Task description
Isolate every line in the records below with "演讲者要有丰富的学识" in it.

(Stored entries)
☆ ☆ ☆ ☆ ☆ ☆ ☆
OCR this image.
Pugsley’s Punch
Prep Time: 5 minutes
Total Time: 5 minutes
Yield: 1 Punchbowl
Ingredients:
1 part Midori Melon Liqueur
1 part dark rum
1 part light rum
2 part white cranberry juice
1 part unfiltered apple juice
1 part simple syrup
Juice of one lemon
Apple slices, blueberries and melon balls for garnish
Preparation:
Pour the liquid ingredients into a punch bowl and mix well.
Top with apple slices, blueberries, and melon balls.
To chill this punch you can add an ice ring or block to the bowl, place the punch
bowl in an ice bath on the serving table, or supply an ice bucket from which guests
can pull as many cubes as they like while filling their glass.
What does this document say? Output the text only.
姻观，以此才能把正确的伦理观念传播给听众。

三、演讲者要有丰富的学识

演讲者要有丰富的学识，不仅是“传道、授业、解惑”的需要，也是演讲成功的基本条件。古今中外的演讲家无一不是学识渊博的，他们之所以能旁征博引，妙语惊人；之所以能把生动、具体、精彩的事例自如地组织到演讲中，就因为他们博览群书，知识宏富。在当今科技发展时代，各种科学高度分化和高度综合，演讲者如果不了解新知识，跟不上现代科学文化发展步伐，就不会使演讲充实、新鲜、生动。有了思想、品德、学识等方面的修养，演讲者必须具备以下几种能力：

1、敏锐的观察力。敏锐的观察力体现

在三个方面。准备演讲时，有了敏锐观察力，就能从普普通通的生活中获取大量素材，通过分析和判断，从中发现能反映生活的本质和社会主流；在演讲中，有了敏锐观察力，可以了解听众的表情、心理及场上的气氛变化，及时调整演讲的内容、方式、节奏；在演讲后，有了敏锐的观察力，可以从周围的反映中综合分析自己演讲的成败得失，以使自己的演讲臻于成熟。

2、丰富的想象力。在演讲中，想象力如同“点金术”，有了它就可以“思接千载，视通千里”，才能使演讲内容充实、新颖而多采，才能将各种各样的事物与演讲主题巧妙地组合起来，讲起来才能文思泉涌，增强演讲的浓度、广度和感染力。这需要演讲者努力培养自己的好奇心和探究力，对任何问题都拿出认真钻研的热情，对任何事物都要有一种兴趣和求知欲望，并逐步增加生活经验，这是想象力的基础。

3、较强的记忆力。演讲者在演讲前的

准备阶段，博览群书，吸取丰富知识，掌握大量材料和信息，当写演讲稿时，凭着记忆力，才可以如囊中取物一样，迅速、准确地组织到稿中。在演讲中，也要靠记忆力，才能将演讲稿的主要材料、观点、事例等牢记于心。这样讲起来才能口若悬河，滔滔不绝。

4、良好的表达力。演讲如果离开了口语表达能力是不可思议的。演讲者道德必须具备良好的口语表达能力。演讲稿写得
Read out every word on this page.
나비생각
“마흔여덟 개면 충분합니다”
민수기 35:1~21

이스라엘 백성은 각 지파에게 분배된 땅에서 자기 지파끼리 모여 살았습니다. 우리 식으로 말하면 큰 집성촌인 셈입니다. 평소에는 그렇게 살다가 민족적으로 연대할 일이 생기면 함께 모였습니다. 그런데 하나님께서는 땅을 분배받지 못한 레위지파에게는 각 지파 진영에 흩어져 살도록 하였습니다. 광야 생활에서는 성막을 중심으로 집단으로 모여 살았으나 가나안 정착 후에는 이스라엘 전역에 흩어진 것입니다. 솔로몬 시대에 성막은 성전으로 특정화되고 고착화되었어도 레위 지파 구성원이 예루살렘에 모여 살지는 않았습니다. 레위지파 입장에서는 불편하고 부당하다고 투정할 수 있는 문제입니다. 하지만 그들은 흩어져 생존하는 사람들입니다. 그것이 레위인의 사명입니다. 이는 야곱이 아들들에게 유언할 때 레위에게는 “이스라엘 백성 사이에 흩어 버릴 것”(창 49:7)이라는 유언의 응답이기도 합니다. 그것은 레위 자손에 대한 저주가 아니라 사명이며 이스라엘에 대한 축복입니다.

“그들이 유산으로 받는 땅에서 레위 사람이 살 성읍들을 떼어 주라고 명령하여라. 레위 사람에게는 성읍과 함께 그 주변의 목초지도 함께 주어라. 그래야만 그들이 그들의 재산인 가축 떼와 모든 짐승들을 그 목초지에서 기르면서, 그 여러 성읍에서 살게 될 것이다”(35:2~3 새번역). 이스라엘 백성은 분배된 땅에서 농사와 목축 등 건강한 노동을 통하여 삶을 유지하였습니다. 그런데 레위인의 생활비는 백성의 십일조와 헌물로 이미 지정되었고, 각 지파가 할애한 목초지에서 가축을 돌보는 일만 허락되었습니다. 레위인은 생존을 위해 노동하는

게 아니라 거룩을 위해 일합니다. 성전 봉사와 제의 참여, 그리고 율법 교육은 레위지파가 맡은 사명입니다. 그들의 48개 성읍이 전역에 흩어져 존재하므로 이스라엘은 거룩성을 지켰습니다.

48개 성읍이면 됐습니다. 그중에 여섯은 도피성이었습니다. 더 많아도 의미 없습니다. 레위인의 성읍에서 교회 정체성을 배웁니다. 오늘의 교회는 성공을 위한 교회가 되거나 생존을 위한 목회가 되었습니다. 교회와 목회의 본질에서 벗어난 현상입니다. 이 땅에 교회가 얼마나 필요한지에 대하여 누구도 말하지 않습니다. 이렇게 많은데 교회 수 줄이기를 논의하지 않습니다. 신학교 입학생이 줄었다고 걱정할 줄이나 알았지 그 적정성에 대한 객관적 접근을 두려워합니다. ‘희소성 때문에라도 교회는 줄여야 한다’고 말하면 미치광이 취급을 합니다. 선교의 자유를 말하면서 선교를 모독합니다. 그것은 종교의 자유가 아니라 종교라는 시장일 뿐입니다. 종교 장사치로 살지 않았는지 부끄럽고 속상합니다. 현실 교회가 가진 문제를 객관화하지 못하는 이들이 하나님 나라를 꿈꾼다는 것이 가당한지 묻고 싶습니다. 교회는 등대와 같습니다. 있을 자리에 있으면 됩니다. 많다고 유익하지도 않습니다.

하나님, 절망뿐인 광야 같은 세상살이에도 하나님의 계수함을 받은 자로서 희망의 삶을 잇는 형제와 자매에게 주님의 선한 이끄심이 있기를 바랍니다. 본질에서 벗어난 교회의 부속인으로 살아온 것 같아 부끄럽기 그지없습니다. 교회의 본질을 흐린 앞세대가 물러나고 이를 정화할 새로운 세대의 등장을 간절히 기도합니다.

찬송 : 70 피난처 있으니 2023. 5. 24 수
☆ ☆ ☆ ☆ ☆ ☆ ☆
Exercise result
三、演讲者要有丰富的学识
演讲者要有丰富的学识，不仅是“传道、授业、解惑”的需要，也是演讲成功的基本条件。古今中外的演讲家无一不是学识渊博的，他们之所以能旁征博引，妙语惊人；之所以能把生动、具体、精彩的事例自如地组织到演讲中，就因为他们博览群书，知识宏富。在当今科技发展时代，各种科学高度分化和高度综合，演讲者如果不了解新知识，跟不上现代科学文化发展步伐，就不会使演讲充实、新鲜、生动。有了思想、品德、学识等方面的修养，演讲者必须具备以下几种能力：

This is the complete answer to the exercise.